• Task to complete:
Without including the pictures, copy out every line below.

########################################

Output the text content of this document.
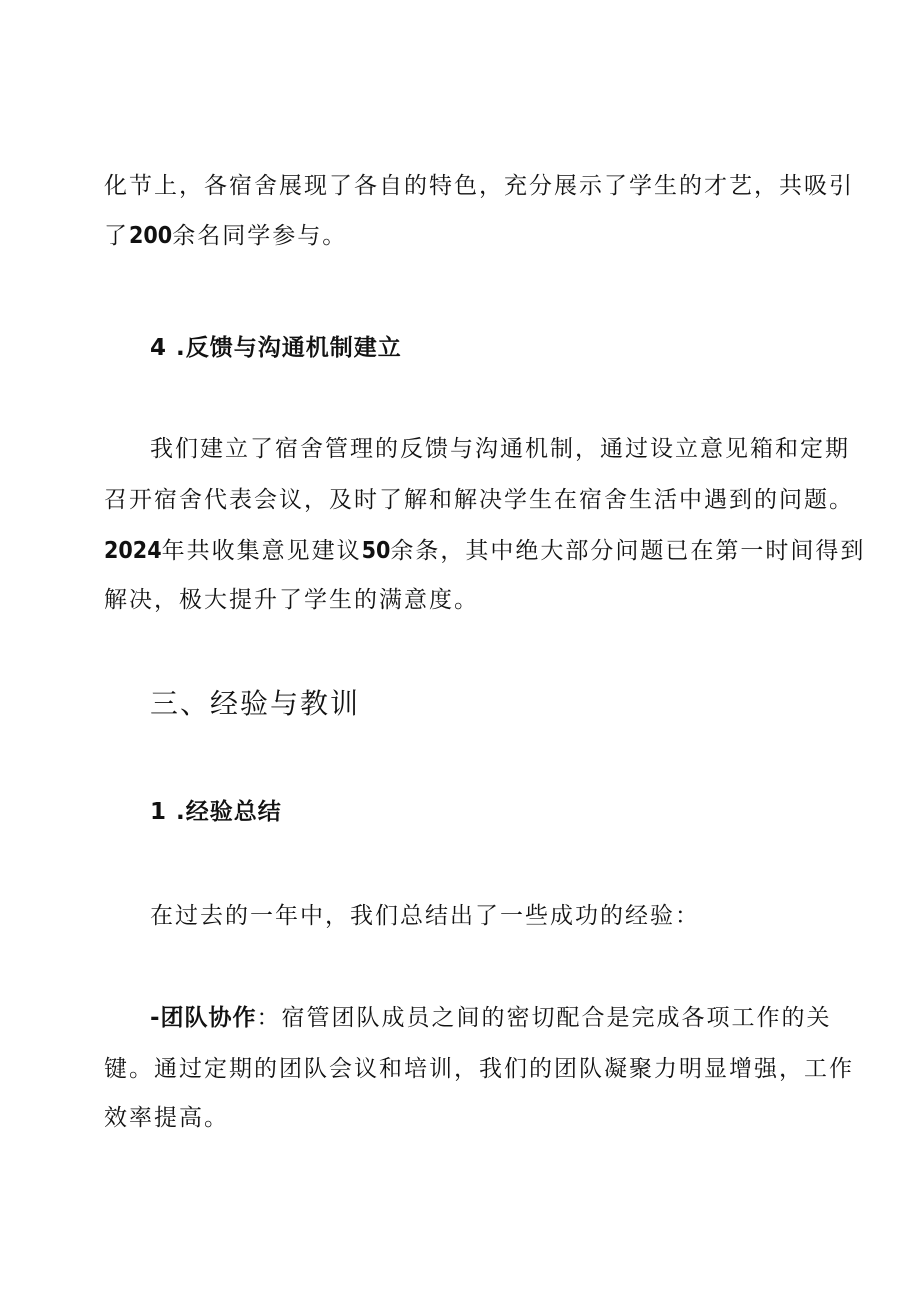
化节上，各宿舍展现了各自的特色，充分展示了学生的才艺，共吸引
了200余名同学参与。
4 .反馈与沟通机制建立
我们建立了宿舍管理的反馈与沟通机制，通过设立意见箱和定期
召开宿舍代表会议，及时了解和解决学生在宿舍生活中遇到的问题。
2024年共收集意见建议50余条，其中绝大部分问题已在第一时间得到
解决，极大提升了学生的满意度。
三、经验与教训
1 .经验总结
在过去的一年中，我们总结出了一些成功的经验：
-团队协作：宿管团队成员之间的密切配合是完成各项工作的关
键。通过定期的团队会议和培训，我们的团队凝聚力明显增强，工作
效率提高。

########################################

• Correct answer:
Output the text content of this document.
化节上，各宿舍展现了各自的特色，充分展示了学生的才艺，共吸引
了200余名同学参与。
4 .反馈与沟通机制建立
我们建立了宿舍管理的反馈与沟通机制，通过设立意见箱和定期
召开宿舍代表会议，及时了解和解决学生在宿舍生活中遇到的问题。
2024年共收集意见建议50余条，其中绝大部分问题已在第一时间得到
解决，极大提升了学生的满意度。
三、经验与教训
1 .经验总结
在过去的一年中，我们总结出了一些成功的经验：
-团队协作：宿管团队成员之间的密切配合是完成各项工作的关
键。通过定期的团队会议和培训，我们的团队凝聚力明显增强，工作
效率提高。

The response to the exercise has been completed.